__The task__. Copy the following lines verbatim, covering every record.

>> BEGIN Data excerpts

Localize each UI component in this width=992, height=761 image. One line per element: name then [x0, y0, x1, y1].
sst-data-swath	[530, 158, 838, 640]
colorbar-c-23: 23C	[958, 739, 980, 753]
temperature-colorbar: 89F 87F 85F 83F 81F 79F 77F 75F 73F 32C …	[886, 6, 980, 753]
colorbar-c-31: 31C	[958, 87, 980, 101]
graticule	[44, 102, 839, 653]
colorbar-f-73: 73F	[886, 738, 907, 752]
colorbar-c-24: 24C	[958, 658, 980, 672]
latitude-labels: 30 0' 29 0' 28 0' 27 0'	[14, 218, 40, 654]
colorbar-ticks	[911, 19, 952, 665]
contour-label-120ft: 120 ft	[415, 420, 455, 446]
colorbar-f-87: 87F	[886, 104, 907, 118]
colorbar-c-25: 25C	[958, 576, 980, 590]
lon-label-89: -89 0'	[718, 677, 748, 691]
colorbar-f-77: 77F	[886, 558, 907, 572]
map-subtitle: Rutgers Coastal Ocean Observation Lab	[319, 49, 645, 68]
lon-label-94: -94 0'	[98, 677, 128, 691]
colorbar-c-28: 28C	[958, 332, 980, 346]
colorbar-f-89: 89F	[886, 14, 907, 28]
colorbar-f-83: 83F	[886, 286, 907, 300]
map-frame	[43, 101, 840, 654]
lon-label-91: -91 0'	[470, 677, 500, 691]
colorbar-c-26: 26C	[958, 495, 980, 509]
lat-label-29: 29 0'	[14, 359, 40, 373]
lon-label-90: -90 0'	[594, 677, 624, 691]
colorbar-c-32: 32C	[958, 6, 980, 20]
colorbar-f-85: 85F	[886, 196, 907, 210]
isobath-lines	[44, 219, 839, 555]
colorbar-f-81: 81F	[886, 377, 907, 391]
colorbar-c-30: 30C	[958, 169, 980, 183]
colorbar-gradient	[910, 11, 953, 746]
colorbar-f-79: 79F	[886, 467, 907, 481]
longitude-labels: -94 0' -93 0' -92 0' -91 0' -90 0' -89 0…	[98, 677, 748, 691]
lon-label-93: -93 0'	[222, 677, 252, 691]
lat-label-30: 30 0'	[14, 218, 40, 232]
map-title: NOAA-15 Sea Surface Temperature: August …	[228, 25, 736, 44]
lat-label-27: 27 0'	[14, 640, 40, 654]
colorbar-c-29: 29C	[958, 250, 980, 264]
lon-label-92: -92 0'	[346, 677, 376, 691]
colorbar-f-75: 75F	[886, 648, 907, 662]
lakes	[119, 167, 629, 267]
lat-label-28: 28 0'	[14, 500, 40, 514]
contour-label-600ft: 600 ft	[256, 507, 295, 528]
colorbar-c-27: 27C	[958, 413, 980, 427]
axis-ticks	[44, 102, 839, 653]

>> END Data excerpts

__Written reply__.
Localize each UI component in this width=992, height=761 image. One line per element: name then [x0, y0, x1, y1].
sst-data-swath	[530, 158, 838, 640]
colorbar-c-23: 23C	[958, 739, 980, 753]
temperature-colorbar: 89F 87F 85F 83F 81F 79F 77F 75F 73F 32C …	[886, 6, 980, 753]
colorbar-c-31: 31C	[958, 87, 980, 101]
graticule	[44, 102, 839, 653]
colorbar-f-73: 73F	[886, 738, 907, 752]
colorbar-c-24: 24C	[958, 658, 980, 672]
latitude-labels: 30 0' 29 0' 28 0' 27 0'	[14, 218, 40, 654]
colorbar-ticks	[911, 19, 952, 665]
contour-label-120ft: 120 ft	[415, 420, 455, 446]
colorbar-f-87: 87F	[886, 104, 907, 118]
colorbar-c-25: 25C	[958, 576, 980, 590]
lon-label-89: -89 0'	[718, 677, 748, 691]
colorbar-f-77: 77F	[886, 558, 907, 572]
map-subtitle: Rutgers Coastal Ocean Observation Lab	[319, 49, 645, 68]
lon-label-94: -94 0'	[98, 677, 128, 691]
colorbar-c-28: 28C	[958, 332, 980, 346]
colorbar-f-89: 89F	[886, 14, 907, 28]
colorbar-f-83: 83F	[886, 286, 907, 300]
map-frame	[43, 101, 840, 654]
lon-label-91: -91 0'	[470, 677, 500, 691]
colorbar-c-26: 26C	[958, 495, 980, 509]
lat-label-29: 29 0'	[14, 359, 40, 373]
lon-label-90: -90 0'	[594, 677, 624, 691]
colorbar-c-32: 32C	[958, 6, 980, 20]
colorbar-f-85: 85F	[886, 196, 907, 210]
isobath-lines	[44, 219, 839, 555]
colorbar-f-81: 81F	[886, 377, 907, 391]
colorbar-c-30: 30C	[958, 169, 980, 183]
colorbar-gradient	[910, 11, 953, 746]
colorbar-f-79: 79F	[886, 467, 907, 481]
longitude-labels: -94 0' -93 0' -92 0' -91 0' -90 0' -89 0…	[98, 677, 748, 691]
lon-label-93: -93 0'	[222, 677, 252, 691]
lat-label-30: 30 0'	[14, 218, 40, 232]
map-title: NOAA-15 Sea Surface Temperature: August …	[228, 25, 736, 44]
lat-label-27: 27 0'	[14, 640, 40, 654]
colorbar-c-29: 29C	[958, 250, 980, 264]
lon-label-92: -92 0'	[346, 677, 376, 691]
colorbar-f-75: 75F	[886, 648, 907, 662]
lakes	[119, 167, 629, 267]
lat-label-28: 28 0'	[14, 500, 40, 514]
contour-label-600ft: 600 ft	[256, 507, 295, 528]
colorbar-c-27: 27C	[958, 413, 980, 427]
axis-ticks	[44, 102, 839, 653]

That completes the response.